/---
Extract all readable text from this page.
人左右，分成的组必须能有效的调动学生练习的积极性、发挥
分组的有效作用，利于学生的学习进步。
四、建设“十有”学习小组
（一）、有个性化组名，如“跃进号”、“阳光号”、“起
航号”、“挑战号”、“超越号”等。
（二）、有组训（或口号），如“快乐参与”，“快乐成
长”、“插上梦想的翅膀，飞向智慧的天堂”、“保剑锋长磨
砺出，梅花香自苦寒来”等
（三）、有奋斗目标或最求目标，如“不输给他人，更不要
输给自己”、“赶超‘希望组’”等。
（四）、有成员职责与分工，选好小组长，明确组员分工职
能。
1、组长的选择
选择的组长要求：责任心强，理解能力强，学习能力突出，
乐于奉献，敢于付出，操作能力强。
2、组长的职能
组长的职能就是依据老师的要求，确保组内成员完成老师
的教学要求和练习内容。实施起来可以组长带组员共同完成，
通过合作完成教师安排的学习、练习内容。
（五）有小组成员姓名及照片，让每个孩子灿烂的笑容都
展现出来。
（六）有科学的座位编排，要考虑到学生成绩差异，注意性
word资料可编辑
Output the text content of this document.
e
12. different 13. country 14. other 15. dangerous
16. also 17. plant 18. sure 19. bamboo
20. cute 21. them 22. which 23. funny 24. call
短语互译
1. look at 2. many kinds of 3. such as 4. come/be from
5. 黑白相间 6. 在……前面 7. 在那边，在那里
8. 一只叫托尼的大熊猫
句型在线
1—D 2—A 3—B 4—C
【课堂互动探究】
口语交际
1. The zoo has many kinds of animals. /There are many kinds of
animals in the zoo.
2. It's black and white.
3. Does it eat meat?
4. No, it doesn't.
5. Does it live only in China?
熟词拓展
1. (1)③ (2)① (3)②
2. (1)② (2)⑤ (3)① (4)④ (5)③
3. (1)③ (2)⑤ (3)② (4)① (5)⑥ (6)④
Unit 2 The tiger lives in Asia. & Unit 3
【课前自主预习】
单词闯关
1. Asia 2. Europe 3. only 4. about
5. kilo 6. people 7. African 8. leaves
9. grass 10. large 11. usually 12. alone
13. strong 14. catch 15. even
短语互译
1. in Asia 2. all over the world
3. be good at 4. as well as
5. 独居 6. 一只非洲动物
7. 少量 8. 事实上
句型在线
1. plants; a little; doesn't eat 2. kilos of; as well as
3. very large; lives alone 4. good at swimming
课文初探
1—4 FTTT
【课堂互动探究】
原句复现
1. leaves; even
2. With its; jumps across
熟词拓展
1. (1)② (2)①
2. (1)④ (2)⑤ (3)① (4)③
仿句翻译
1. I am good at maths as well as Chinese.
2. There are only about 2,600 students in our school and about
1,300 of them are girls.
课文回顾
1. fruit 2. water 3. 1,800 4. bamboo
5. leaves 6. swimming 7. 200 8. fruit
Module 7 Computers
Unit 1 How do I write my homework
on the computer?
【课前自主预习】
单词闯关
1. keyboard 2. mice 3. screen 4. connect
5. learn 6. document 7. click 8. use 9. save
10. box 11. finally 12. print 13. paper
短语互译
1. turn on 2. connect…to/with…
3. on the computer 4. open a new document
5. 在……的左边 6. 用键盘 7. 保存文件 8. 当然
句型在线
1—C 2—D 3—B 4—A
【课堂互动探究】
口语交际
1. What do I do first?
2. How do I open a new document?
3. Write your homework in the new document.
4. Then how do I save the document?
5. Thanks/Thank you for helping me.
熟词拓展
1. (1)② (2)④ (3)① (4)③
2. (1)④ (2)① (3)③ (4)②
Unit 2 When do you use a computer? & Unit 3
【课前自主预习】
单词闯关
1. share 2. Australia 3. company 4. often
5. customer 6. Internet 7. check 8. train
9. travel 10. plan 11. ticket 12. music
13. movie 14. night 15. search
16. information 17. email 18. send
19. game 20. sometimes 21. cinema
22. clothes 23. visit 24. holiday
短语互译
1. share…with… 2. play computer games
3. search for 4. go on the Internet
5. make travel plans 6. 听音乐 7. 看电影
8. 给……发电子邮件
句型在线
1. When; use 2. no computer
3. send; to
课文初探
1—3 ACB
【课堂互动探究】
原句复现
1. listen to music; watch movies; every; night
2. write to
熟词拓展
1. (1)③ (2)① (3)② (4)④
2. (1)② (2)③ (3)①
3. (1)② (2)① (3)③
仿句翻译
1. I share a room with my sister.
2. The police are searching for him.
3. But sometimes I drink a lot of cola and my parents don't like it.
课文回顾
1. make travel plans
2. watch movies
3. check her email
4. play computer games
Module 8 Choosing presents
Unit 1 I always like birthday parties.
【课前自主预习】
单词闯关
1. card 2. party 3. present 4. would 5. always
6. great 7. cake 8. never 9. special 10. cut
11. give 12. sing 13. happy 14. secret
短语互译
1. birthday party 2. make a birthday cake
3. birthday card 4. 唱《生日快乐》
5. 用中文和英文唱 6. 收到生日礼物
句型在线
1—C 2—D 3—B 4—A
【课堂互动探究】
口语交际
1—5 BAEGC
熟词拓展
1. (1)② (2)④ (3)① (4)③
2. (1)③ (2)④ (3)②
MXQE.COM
\---
Description of the task → Output all of the data above without any alteration.

Response for this exercise →
Extract all readable text from this page.
人左右，分成的组必须能有效的调动学生练习的积极性、发挥
分组的有效作用，利于学生的学习进步。
四、建设“十有”学习小组
（一）、有个性化组名，如“跃进号”、“阳光号”、“起
航号”、“挑战号”、“超越号”等。
（二）、有组训（或口号），如“快乐参与”，“快乐成
长”、“插上梦想的翅膀，飞向智慧的天堂”、“保剑锋长磨
砺出，梅花香自苦寒来”等
（三）、有奋斗目标或最求目标，如“不输给他人，更不要
输给自己”、“赶超‘希望组’”等。
（四）、有成员职责与分工，选好小组长，明确组员分工职
能。
1、组长的选择
选择的组长要求：责任心强，理解能力强，学习能力突出，
乐于奉献，敢于付出，操作能力强。
2、组长的职能
组长的职能就是依据老师的要求，确保组内成员完成老师
的教学要求和练习内容。实施起来可以组长带组员共同完成，
通过合作完成教师安排的学习、练习内容。
（五）有小组成员姓名及照片，让每个孩子灿烂的笑容都
展现出来。
（六）有科学的座位编排，要考虑到学生成绩差异，注意性
word资料可编辑
Output the text content of this document.
e
12. different 13. country 14. other 15. dangerous
16. also 17. plant 18. sure 19. bamboo
20. cute 21. them 22. which 23. funny 24. call
短语互译
1. look at 2. many kinds of 3. such as 4. come/be from
5. 黑白相间 6. 在……前面 7. 在那边，在那里
8. 一只叫托尼的大熊猫
句型在线
1—D 2—A 3—B 4—C
【课堂互动探究】
口语交际
1. The zoo has many kinds of animals. /There are many kinds of
animals in the zoo.
2. It's black and white.
3. Does it eat meat?
4. No, it doesn't.
5. Does it live only in China?
熟词拓展
1. (1)③ (2)① (3)②
2. (1)② (2)⑤ (3)① (4)④ (5)③
3. (1)③ (2)⑤ (3)② (4)① (5)⑥ (6)④
Unit 2 The tiger lives in Asia. & Unit 3
【课前自主预习】
单词闯关
1. Asia 2. Europe 3. only 4. about
5. kilo 6. people 7. African 8. leaves
9. grass 10. large 11. usually 12. alone
13. strong 14. catch 15. even
短语互译
1. in Asia 2. all over the world
3. be good at 4. as well as
5. 独居 6. 一只非洲动物
7. 少量 8. 事实上
句型在线
1. plants; a little; doesn't eat 2. kilos of; as well as
3. very large; lives alone 4. good at swimming
课文初探
1—4 FTTT
【课堂互动探究】
原句复现
1. leaves; even
2. With its; jumps across
熟词拓展
1. (1)② (2)①
2. (1)④ (2)⑤ (3)① (4)③
仿句翻译
1. I am good at maths as well as Chinese.
2. There are only about 2,600 students in our school and about
1,300 of them are girls.
课文回顾
1. fruit 2. water 3. 1,800 4. bamboo
5. leaves 6. swimming 7. 200 8. fruit
Module 7 Computers
Unit 1 How do I write my homework
on the computer?
【课前自主预习】
单词闯关
1. keyboard 2. mice 3. screen 4. connect
5. learn 6. document 7. click 8. use 9. save
10. box 11. finally 12. print 13. paper
短语互译
1. turn on 2. connect…to/with…
3. on the computer 4. open a new document
5. 在……的左边 6. 用键盘 7. 保存文件 8. 当然
句型在线
1—C 2—D 3—B 4—A
【课堂互动探究】
口语交际
1. What do I do first?
2. How do I open a new document?
3. Write your homework in the new document.
4. Then how do I save the document?
5. Thanks/Thank you for helping me.
熟词拓展
1. (1)② (2)④ (3)① (4)③
2. (1)④ (2)① (3)③ (4)②
Unit 2 When do you use a computer? & Unit 3
【课前自主预习】
单词闯关
1. share 2. Australia 3. company 4. often
5. customer 6. Internet 7. check 8. train
9. travel 10. plan 11. ticket 12. music
13. movie 14. night 15. search
16. information 17. email 18. send
19. game 20. sometimes 21. cinema
22. clothes 23. visit 24. holiday
短语互译
1. share…with… 2. play computer games
3. search for 4. go on the Internet
5. make travel plans 6. 听音乐 7. 看电影
8. 给……发电子邮件
句型在线
1. When; use 2. no computer
3. send; to
课文初探
1—3 ACB
【课堂互动探究】
原句复现
1. listen to music; watch movies; every; night
2. write to
熟词拓展
1. (1)③ (2)① (3)② (4)④
2. (1)② (2)③ (3)①
3. (1)② (2)① (3)③
仿句翻译
1. I share a room with my sister.
2. The police are searching for him.
3. But sometimes I drink a lot of cola and my parents don't like it.
课文回顾
1. make travel plans
2. watch movies
3. check her email
4. play computer games
Module 8 Choosing presents
Unit 1 I always like birthday parties.
【课前自主预习】
单词闯关
1. card 2. party 3. present 4. would 5. always
6. great 7. cake 8. never 9. special 10. cut
11. give 12. sing 13. happy 14. secret
短语互译
1. birthday party 2. make a birthday cake
3. birthday card 4. 唱《生日快乐》
5. 用中文和英文唱 6. 收到生日礼物
句型在线
1—C 2—D 3—B 4—A
【课堂互动探究】
口语交际
1—5 BAEGC
熟词拓展
1. (1)② (2)④ (3)① (4)③
2. (1)③ (2)④ (3)②
MXQE.COM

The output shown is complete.